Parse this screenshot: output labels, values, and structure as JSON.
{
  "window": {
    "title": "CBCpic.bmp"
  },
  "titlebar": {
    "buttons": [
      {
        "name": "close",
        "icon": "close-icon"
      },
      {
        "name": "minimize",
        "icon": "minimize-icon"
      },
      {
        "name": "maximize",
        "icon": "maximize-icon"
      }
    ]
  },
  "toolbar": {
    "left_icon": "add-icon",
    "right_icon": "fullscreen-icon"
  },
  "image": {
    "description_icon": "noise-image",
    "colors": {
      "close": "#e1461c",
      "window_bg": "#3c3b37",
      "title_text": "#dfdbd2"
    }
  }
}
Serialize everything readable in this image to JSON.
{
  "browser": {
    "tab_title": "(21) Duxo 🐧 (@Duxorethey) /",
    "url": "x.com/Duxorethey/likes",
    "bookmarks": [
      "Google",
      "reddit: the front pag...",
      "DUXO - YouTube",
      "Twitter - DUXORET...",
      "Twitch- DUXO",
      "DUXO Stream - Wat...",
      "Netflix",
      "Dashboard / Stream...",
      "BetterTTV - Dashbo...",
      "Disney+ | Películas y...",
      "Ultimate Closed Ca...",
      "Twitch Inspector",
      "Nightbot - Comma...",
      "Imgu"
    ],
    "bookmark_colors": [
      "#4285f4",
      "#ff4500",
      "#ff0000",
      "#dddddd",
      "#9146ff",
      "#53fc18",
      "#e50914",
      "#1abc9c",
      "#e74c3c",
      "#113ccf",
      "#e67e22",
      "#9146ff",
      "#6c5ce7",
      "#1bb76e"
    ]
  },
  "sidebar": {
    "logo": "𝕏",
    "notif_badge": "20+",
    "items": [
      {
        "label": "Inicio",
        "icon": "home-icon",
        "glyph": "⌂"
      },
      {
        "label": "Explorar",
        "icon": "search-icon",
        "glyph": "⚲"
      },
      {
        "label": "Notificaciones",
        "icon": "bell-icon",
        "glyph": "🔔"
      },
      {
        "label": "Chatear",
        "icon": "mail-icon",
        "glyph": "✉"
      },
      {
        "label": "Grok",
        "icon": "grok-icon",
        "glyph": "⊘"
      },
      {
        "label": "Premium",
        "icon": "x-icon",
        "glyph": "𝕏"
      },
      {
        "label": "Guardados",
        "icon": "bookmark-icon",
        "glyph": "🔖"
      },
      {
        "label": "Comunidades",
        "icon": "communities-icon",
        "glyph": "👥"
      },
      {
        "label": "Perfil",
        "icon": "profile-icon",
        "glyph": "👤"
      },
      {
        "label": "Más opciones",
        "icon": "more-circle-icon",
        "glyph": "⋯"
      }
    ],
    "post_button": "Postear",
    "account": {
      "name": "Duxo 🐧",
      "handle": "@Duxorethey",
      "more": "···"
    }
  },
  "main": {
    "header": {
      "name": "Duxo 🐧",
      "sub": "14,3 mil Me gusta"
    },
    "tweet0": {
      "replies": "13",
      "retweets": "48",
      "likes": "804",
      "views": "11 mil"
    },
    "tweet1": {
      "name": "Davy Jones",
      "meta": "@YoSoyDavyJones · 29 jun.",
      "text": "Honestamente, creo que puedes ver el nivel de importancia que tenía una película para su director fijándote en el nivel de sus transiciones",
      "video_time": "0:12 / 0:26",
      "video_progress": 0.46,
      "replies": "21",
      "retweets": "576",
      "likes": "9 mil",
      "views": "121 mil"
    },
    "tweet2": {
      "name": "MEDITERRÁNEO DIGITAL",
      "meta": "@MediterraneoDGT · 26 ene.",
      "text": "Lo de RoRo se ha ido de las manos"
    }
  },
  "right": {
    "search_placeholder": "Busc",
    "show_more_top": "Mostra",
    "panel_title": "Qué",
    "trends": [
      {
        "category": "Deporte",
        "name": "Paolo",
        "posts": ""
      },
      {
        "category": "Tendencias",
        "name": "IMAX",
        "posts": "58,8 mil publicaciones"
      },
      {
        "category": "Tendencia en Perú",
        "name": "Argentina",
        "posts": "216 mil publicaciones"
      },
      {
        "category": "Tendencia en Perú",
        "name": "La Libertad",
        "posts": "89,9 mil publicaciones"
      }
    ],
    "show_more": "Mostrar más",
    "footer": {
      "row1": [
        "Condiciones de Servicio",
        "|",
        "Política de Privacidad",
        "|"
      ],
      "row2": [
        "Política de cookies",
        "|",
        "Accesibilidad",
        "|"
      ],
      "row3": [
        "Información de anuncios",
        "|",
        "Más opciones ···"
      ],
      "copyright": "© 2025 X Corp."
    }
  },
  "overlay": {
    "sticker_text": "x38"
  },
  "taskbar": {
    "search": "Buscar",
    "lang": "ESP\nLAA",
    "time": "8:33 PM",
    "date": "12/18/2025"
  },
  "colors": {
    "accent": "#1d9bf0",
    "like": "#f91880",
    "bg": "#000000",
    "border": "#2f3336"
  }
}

════════════════════

Required task
Give back the whole listing exactly as it reads.

Solution to the problem
Parse this screenshot: output labels, values, and structure as JSON.
{
  "window": {
    "title": "CBCpic.bmp"
  },
  "titlebar": {
    "buttons": [
      {
        "name": "close",
        "icon": "close-icon"
      },
      {
        "name": "minimize",
        "icon": "minimize-icon"
      },
      {
        "name": "maximize",
        "icon": "maximize-icon"
      }
    ]
  },
  "toolbar": {
    "left_icon": "add-icon",
    "right_icon": "fullscreen-icon"
  },
  "image": {
    "description_icon": "noise-image",
    "colors": {
      "close": "#e1461c",
      "window_bg": "#3c3b37",
      "title_text": "#dfdbd2"
    }
  }
}
Serialize everything readable in this image to JSON.
{
  "browser": {
    "tab_title": "(21) Duxo 🐧 (@Duxorethey) /",
    "url": "x.com/Duxorethey/likes",
    "bookmarks": [
      "Google",
      "reddit: the front pag...",
      "DUXO - YouTube",
      "Twitter - DUXORET...",
      "Twitch- DUXO",
      "DUXO Stream - Wat...",
      "Netflix",
      "Dashboard / Stream...",
      "BetterTTV - Dashbo...",
      "Disney+ | Películas y...",
      "Ultimate Closed Ca...",
      "Twitch Inspector",
      "Nightbot - Comma...",
      "Imgu"
    ],
    "bookmark_colors": [
      "#4285f4",
      "#ff4500",
      "#ff0000",
      "#dddddd",
      "#9146ff",
      "#53fc18",
      "#e50914",
      "#1abc9c",
      "#e74c3c",
      "#113ccf",
      "#e67e22",
      "#9146ff",
      "#6c5ce7",
      "#1bb76e"
    ]
  },
  "sidebar": {
    "logo": "𝕏",
    "notif_badge": "20+",
    "items": [
      {
        "label": "Inicio",
        "icon": "home-icon",
        "glyph": "⌂"
      },
      {
        "label": "Explorar",
        "icon": "search-icon",
        "glyph": "⚲"
      },
      {
        "label": "Notificaciones",
        "icon": "bell-icon",
        "glyph": "🔔"
      },
      {
        "label": "Chatear",
        "icon": "mail-icon",
        "glyph": "✉"
      },
      {
        "label": "Grok",
        "icon": "grok-icon",
        "glyph": "⊘"
      },
      {
        "label": "Premium",
        "icon": "x-icon",
        "glyph": "𝕏"
      },
      {
        "label": "Guardados",
        "icon": "bookmark-icon",
        "glyph": "🔖"
      },
      {
        "label": "Comunidades",
        "icon": "communities-icon",
        "glyph": "👥"
      },
      {
        "label": "Perfil",
        "icon": "profile-icon",
        "glyph": "👤"
      },
      {
        "label": "Más opciones",
        "icon": "more-circle-icon",
        "glyph": "⋯"
      }
    ],
    "post_button": "Postear",
    "account": {
      "name": "Duxo 🐧",
      "handle": "@Duxorethey",
      "more": "···"
    }
  },
  "main": {
    "header": {
      "name": "Duxo 🐧",
      "sub": "14,3 mil Me gusta"
    },
    "tweet0": {
      "replies": "13",
      "retweets": "48",
      "likes": "804",
      "views": "11 mil"
    },
    "tweet1": {
      "name": "Davy Jones",
      "meta": "@YoSoyDavyJones · 29 jun.",
      "text": "Honestamente, creo que puedes ver el nivel de importancia que tenía una película para su director fijándote en el nivel de sus transiciones",
      "video_time": "0:12 / 0:26",
      "video_progress": 0.46,
      "replies": "21",
      "retweets": "576",
      "likes": "9 mil",
      "views": "121 mil"
    },
    "tweet2": {
      "name": "MEDITERRÁNEO DIGITAL",
      "meta": "@MediterraneoDGT · 26 ene.",
      "text": "Lo de RoRo se ha ido de las manos"
    }
  },
  "right": {
    "search_placeholder": "Busc",
    "show_more_top": "Mostra",
    "panel_title": "Qué",
    "trends": [
      {
        "category": "Deporte",
        "name": "Paolo",
        "posts": ""
      },
      {
        "category": "Tendencias",
        "name": "IMAX",
        "posts": "58,8 mil publicaciones"
      },
      {
        "category": "Tendencia en Perú",
        "name": "Argentina",
        "posts": "216 mil publicaciones"
      },
      {
        "category": "Tendencia en Perú",
        "name": "La Libertad",
        "posts": "89,9 mil publicaciones"
      }
    ],
    "show_more": "Mostrar más",
    "footer": {
      "row1": [
        "Condiciones de Servicio",
        "|",
        "Política de Privacidad",
        "|"
      ],
      "row2": [
        "Política de cookies",
        "|",
        "Accesibilidad",
        "|"
      ],
      "row3": [
        "Información de anuncios",
        "|",
        "Más opciones ···"
      ],
      "copyright": "© 2025 X Corp."
    }
  },
  "overlay": {
    "sticker_text": "x38"
  },
  "taskbar": {
    "search": "Buscar",
    "lang": "ESP\nLAA",
    "time": "8:33 PM",
    "date": "12/18/2025"
  },
  "colors": {
    "accent": "#1d9bf0",
    "like": "#f91880",
    "bg": "#000000",
    "border": "#2f3336"
  }
}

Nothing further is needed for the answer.